The exercise:
Lines containing the word "panel" are the ones to copy from the records below.

■ ■ ■ ■ ■

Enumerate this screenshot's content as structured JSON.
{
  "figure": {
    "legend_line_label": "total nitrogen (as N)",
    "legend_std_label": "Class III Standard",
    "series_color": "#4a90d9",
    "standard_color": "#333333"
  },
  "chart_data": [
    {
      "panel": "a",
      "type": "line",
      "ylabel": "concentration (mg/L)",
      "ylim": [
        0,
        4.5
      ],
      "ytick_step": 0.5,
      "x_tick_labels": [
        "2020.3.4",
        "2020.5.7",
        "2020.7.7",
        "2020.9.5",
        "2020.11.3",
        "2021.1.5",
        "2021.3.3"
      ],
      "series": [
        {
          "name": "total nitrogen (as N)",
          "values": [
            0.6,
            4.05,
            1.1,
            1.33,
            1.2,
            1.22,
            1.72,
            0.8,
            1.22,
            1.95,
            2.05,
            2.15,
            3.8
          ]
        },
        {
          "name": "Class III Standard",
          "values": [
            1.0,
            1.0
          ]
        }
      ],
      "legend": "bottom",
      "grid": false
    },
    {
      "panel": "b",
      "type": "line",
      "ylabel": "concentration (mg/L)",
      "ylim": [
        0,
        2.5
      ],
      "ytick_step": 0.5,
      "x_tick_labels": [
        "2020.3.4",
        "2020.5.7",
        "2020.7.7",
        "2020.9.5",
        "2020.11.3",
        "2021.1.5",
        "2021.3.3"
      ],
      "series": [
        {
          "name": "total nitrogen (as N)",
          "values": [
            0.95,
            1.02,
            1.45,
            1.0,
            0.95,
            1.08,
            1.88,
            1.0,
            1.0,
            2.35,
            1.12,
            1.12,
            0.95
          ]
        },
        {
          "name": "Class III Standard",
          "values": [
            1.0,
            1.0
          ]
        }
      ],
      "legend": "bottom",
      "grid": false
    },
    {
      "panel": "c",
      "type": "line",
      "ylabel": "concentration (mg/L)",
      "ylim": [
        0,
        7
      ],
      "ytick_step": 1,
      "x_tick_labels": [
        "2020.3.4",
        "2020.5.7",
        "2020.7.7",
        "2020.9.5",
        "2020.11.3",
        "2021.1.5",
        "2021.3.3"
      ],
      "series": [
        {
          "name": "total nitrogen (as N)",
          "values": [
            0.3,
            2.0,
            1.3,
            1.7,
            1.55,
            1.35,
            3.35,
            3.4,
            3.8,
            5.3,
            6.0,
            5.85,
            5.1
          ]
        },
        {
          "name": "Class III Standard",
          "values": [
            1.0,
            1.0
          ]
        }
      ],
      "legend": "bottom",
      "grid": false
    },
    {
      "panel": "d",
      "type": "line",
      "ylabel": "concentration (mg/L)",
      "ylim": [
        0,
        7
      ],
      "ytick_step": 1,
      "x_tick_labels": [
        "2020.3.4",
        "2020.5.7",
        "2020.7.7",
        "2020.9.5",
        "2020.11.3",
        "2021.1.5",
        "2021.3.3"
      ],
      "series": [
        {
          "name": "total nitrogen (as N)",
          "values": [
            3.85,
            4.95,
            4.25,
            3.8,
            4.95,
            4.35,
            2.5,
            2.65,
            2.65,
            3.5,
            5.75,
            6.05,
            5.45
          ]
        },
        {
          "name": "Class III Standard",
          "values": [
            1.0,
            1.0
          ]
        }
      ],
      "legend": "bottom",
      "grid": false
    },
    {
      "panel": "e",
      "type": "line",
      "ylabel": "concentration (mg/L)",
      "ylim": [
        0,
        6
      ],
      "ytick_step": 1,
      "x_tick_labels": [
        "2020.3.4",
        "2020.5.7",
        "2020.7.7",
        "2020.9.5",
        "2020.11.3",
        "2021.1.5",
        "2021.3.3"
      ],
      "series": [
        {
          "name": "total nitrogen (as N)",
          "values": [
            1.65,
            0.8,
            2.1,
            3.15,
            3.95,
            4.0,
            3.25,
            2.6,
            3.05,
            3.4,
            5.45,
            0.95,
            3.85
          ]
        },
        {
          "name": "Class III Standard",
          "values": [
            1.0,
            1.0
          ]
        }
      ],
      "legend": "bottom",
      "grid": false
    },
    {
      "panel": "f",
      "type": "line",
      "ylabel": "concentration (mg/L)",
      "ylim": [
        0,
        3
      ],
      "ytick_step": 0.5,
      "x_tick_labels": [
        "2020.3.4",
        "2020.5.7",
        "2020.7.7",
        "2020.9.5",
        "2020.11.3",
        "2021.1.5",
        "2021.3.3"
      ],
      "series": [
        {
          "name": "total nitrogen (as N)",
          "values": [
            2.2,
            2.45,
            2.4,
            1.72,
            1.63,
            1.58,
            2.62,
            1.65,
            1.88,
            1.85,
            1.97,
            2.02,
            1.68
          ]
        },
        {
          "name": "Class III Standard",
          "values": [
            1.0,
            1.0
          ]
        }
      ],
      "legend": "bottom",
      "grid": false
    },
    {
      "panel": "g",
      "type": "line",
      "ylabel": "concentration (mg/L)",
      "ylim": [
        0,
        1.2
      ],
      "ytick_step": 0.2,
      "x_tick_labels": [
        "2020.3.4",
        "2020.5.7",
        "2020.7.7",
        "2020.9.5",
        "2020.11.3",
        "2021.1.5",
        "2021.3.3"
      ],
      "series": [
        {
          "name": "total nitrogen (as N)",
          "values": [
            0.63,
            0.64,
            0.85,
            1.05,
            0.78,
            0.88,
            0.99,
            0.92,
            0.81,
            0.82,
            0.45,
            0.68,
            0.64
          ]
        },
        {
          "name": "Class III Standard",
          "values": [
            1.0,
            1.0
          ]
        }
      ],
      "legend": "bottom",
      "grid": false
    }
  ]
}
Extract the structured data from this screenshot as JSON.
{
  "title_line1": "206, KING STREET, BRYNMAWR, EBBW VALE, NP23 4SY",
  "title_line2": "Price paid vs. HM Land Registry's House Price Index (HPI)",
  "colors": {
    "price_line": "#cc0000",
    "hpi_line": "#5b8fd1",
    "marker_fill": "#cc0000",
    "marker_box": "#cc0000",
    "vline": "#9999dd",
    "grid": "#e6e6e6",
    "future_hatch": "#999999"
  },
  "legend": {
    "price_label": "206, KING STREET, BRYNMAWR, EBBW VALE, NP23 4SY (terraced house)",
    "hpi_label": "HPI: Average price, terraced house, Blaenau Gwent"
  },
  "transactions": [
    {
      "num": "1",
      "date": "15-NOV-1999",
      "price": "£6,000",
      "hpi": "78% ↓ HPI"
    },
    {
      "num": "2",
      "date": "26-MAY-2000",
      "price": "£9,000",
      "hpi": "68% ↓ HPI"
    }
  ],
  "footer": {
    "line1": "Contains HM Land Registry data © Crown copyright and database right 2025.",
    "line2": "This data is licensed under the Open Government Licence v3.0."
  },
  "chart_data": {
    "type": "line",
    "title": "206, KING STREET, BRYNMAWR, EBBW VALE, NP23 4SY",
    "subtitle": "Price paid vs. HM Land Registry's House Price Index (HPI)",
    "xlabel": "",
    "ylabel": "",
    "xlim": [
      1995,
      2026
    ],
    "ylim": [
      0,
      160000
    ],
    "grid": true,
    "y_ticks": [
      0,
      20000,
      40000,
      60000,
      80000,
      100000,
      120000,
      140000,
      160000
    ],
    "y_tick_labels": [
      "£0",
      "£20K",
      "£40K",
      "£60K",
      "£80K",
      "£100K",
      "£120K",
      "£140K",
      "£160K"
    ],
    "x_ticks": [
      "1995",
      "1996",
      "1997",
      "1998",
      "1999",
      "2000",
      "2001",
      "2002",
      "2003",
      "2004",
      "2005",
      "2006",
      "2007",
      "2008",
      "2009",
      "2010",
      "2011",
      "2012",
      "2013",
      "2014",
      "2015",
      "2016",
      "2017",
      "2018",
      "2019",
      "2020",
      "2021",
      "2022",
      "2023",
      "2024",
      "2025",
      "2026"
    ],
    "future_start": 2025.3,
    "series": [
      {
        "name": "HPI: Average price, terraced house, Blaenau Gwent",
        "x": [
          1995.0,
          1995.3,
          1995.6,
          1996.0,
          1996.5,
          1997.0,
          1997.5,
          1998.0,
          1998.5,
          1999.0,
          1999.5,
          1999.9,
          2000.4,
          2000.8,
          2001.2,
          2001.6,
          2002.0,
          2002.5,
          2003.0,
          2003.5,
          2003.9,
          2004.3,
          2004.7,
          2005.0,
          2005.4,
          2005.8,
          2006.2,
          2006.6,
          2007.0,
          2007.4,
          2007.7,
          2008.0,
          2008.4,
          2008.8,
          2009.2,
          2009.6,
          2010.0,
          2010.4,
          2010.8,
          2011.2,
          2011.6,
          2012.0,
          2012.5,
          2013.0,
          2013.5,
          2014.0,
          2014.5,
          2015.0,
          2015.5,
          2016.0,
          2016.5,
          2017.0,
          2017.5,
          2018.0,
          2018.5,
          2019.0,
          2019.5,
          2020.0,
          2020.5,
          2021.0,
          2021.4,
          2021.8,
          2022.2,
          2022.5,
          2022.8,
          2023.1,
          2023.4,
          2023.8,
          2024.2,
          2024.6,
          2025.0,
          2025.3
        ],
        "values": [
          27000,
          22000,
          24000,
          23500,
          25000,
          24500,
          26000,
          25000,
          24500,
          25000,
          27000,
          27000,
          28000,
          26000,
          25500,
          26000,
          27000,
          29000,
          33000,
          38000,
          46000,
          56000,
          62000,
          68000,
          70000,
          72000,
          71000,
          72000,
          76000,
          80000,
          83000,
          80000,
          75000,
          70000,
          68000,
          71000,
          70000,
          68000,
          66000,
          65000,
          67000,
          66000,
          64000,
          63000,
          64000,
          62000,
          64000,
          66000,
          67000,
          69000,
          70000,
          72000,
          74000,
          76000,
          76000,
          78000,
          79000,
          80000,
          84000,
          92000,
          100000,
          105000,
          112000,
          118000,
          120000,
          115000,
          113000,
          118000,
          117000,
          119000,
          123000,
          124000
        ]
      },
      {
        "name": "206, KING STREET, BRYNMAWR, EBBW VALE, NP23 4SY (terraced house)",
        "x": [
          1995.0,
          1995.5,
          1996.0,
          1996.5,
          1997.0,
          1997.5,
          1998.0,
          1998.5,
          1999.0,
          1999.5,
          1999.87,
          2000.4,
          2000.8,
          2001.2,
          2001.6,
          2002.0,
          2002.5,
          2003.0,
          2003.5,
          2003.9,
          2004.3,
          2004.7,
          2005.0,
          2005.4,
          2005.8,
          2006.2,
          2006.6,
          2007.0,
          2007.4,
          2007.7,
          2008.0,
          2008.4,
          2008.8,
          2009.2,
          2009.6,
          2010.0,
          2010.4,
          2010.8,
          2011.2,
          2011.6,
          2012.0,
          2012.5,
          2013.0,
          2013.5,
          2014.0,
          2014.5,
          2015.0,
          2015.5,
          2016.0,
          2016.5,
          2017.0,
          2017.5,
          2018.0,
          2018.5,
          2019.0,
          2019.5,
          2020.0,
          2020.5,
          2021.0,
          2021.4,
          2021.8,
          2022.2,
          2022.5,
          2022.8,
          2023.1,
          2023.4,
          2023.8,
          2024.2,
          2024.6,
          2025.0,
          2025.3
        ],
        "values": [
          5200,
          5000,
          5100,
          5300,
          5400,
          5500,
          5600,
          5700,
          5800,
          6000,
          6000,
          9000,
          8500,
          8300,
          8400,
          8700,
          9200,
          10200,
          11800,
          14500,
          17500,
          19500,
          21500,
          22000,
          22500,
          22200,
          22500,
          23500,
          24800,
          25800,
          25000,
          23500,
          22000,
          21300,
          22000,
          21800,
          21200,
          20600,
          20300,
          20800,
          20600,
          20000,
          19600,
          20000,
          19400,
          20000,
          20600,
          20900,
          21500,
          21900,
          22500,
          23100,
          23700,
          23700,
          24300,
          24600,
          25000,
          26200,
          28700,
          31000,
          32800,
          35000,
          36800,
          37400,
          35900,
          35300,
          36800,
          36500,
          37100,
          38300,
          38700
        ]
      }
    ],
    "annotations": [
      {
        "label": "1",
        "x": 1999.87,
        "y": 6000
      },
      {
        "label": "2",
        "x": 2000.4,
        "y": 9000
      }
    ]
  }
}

■ ■ ■ ■ ■

Solution to this exercise:
      "panel": "a",
      "panel": "b",
      "panel": "c",
      "panel": "d",
      "panel": "e",
      "panel": "f",
      "panel": "g",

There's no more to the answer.